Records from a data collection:
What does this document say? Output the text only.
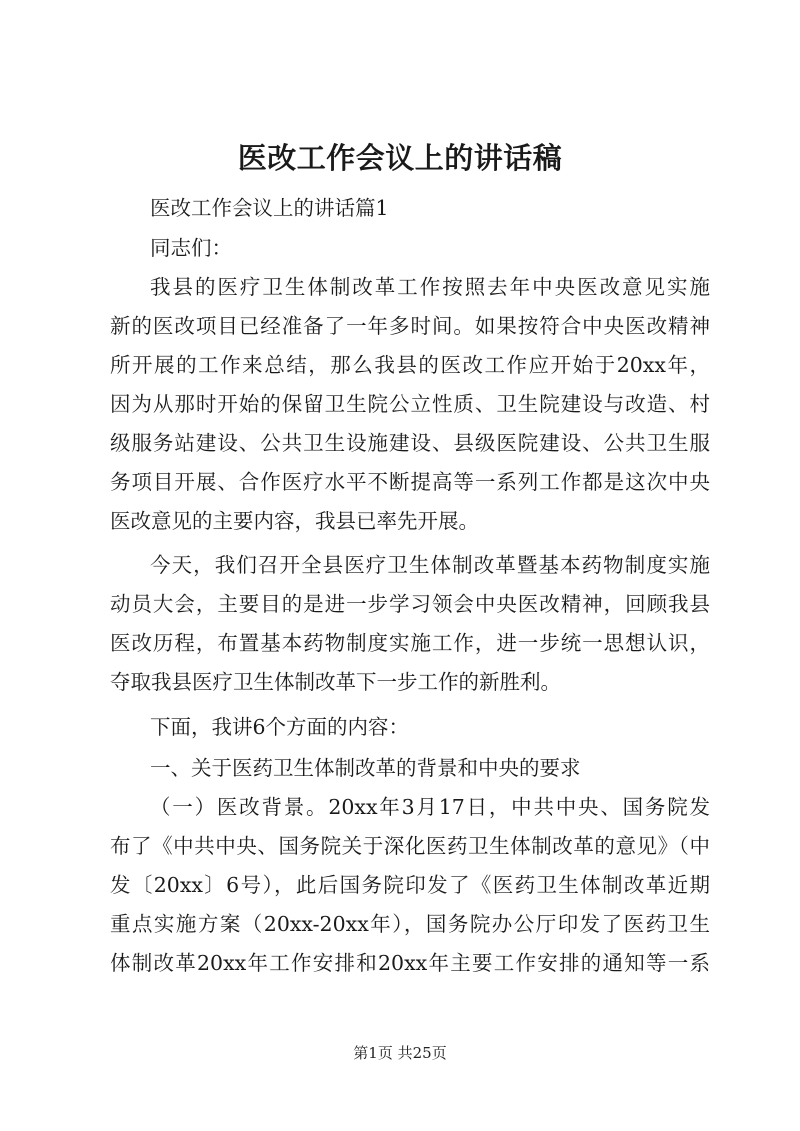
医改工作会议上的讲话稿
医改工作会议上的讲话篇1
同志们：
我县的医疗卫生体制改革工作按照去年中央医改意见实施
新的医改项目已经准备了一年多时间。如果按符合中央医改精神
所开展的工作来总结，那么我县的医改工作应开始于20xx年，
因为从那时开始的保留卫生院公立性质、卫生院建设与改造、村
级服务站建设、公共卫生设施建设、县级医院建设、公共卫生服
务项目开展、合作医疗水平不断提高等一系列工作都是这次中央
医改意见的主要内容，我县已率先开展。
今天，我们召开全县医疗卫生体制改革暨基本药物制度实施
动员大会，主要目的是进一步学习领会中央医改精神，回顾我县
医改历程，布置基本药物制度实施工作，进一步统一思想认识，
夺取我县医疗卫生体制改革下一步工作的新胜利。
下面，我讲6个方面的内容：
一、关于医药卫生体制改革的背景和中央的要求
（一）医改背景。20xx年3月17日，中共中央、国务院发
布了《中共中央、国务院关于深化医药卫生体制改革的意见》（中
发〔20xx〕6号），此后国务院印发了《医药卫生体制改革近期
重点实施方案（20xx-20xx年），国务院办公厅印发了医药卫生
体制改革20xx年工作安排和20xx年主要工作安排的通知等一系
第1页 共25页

GOAL OF THE EXERCISE: Quote the records above exactly, leaving out any pictures.

FINISHED TASK:
What does this document say? Output the text only.
医改工作会议上的讲话稿
医改工作会议上的讲话篇1
同志们：
我县的医疗卫生体制改革工作按照去年中央医改意见实施
新的医改项目已经准备了一年多时间。如果按符合中央医改精神
所开展的工作来总结，那么我县的医改工作应开始于20xx年，
因为从那时开始的保留卫生院公立性质、卫生院建设与改造、村
级服务站建设、公共卫生设施建设、县级医院建设、公共卫生服
务项目开展、合作医疗水平不断提高等一系列工作都是这次中央
医改意见的主要内容，我县已率先开展。
今天，我们召开全县医疗卫生体制改革暨基本药物制度实施
动员大会，主要目的是进一步学习领会中央医改精神，回顾我县
医改历程，布置基本药物制度实施工作，进一步统一思想认识，
夺取我县医疗卫生体制改革下一步工作的新胜利。
下面，我讲6个方面的内容：
一、关于医药卫生体制改革的背景和中央的要求
（一）医改背景。20xx年3月17日，中共中央、国务院发
布了《中共中央、国务院关于深化医药卫生体制改革的意见》（中
发〔20xx〕6号），此后国务院印发了《医药卫生体制改革近期
重点实施方案（20xx-20xx年），国务院办公厅印发了医药卫生
体制改革20xx年工作安排和20xx年主要工作安排的通知等一系
第1页 共25页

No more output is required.